Wherever a line below holds the word "icon", copy that line.

■ ■ ■ ■ ■

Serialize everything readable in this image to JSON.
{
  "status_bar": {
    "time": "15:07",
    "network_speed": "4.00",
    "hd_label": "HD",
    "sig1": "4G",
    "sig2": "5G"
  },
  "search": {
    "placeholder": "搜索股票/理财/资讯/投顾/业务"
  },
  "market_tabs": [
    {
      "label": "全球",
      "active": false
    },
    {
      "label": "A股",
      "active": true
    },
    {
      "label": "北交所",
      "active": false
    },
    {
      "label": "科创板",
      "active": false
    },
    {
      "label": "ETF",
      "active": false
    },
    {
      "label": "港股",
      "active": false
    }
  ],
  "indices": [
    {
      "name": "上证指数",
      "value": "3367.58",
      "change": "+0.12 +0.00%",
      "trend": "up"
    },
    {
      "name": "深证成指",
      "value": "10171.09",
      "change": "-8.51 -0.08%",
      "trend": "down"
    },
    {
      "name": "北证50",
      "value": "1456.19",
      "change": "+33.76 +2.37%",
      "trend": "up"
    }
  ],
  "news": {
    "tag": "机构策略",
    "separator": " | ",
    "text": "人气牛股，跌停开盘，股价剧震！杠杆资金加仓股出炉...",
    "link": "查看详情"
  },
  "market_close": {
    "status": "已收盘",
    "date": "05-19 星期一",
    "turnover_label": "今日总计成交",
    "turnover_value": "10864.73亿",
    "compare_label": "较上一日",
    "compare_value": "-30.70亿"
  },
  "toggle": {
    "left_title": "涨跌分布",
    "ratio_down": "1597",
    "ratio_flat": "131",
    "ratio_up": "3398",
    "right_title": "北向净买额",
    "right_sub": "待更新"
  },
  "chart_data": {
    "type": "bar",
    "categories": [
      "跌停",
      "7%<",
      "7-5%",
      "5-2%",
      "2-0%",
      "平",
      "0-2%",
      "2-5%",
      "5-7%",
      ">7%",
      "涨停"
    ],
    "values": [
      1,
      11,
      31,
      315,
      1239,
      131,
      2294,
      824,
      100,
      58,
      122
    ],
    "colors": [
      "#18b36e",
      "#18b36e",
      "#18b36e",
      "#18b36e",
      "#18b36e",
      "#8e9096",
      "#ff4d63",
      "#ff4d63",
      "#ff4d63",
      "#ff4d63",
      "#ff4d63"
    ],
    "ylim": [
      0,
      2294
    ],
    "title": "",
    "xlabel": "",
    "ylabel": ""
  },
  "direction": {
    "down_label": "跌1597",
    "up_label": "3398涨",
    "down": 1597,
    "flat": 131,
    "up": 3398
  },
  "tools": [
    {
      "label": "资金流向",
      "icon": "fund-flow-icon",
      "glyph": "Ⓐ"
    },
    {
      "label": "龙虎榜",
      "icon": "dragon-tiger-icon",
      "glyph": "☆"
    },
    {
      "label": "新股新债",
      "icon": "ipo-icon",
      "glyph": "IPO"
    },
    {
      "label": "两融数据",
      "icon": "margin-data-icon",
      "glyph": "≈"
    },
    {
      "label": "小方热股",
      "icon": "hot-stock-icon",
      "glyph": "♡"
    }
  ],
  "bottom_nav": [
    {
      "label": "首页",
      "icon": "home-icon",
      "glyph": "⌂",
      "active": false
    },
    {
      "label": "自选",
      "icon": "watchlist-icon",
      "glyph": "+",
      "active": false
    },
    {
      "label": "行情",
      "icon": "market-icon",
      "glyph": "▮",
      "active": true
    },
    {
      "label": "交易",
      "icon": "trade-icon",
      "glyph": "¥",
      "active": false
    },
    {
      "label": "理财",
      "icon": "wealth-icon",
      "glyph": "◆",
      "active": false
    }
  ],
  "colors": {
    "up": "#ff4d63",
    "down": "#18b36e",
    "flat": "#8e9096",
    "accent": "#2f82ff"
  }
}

■ ■ ■ ■ ■

— Task output —
      "icon": "fund-flow-icon",
      "icon": "dragon-tiger-icon",
      "icon": "ipo-icon",
      "icon": "margin-data-icon",
      "icon": "hot-stock-icon",
      "icon": "home-icon",
      "icon": "watchlist-icon",
      "icon": "market-icon",
      "icon": "trade-icon",
      "icon": "wealth-icon",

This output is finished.